Problem to work on: Give the number of lines that hold the string "investments". Nothing else is needed.

Supplied material:
[Begin]

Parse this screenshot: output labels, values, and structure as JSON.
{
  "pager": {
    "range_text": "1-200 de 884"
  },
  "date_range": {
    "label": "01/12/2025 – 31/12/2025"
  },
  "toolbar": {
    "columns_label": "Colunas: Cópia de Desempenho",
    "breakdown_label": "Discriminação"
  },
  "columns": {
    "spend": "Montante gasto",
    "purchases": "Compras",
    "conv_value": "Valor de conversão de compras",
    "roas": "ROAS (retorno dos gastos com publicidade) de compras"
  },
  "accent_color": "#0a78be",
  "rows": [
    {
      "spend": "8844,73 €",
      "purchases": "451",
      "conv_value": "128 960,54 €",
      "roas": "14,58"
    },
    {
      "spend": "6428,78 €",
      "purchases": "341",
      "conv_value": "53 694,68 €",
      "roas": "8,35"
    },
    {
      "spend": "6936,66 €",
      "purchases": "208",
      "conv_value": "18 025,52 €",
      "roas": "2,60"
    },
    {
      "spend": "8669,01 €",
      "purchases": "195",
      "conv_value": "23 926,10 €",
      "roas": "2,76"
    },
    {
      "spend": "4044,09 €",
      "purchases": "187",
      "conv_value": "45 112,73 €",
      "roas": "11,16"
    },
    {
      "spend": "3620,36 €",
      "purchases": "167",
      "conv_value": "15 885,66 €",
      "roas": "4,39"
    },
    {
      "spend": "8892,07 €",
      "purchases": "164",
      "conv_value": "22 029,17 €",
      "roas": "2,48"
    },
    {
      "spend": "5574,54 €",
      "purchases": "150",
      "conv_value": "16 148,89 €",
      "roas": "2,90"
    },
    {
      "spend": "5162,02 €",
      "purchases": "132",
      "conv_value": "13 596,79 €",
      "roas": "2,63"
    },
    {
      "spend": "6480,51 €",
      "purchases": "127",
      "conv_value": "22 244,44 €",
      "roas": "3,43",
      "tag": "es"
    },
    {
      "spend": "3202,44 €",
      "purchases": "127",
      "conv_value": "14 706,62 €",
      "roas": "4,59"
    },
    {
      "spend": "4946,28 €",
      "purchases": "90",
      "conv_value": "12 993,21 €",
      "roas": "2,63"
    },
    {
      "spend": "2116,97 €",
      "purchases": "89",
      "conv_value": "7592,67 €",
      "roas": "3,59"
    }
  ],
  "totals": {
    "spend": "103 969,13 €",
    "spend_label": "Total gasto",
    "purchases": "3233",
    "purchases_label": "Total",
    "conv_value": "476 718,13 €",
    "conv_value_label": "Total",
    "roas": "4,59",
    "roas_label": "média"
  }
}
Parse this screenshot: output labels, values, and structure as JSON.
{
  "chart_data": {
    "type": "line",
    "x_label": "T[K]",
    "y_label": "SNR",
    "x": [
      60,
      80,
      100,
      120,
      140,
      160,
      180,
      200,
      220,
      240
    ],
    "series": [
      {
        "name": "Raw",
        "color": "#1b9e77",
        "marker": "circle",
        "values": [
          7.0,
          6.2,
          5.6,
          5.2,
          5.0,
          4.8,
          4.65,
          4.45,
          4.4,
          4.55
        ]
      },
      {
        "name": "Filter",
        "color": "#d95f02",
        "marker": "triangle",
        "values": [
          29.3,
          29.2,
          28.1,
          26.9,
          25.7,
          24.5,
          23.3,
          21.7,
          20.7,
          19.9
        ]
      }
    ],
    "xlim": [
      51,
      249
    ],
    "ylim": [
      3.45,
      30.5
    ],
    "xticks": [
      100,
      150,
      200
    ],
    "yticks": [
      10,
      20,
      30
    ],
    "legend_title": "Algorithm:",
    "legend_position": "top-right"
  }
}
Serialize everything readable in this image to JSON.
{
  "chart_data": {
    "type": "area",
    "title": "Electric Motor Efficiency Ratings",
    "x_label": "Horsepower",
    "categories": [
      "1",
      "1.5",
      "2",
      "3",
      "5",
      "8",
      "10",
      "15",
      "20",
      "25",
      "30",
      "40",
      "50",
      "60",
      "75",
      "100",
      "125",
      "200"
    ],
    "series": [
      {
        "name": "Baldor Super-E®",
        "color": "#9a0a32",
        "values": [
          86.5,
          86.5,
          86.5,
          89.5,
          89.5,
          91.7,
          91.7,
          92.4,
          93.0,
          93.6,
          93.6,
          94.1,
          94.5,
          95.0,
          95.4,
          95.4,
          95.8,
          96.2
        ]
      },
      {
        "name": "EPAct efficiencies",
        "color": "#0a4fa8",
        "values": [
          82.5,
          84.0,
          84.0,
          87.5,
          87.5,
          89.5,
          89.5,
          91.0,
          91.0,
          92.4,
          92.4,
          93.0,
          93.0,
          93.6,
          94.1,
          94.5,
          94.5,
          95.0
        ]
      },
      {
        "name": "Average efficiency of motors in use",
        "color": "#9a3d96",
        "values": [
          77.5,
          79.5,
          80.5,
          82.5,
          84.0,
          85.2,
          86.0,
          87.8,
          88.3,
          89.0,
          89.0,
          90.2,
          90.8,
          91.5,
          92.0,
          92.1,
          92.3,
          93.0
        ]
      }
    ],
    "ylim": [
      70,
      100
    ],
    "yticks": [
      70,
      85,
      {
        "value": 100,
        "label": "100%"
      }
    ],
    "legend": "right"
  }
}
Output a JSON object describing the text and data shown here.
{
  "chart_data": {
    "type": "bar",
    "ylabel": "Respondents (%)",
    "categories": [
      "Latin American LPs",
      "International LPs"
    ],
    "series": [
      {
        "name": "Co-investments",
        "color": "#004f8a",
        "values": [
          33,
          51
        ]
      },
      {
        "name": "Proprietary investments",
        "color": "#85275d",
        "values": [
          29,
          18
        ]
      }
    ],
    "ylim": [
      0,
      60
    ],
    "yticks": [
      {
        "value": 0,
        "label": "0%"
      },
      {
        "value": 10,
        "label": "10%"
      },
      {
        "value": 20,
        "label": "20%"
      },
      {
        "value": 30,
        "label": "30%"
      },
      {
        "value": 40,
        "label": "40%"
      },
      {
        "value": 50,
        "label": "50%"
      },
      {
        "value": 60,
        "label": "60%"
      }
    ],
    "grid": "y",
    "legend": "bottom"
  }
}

[End]

Task answer: 2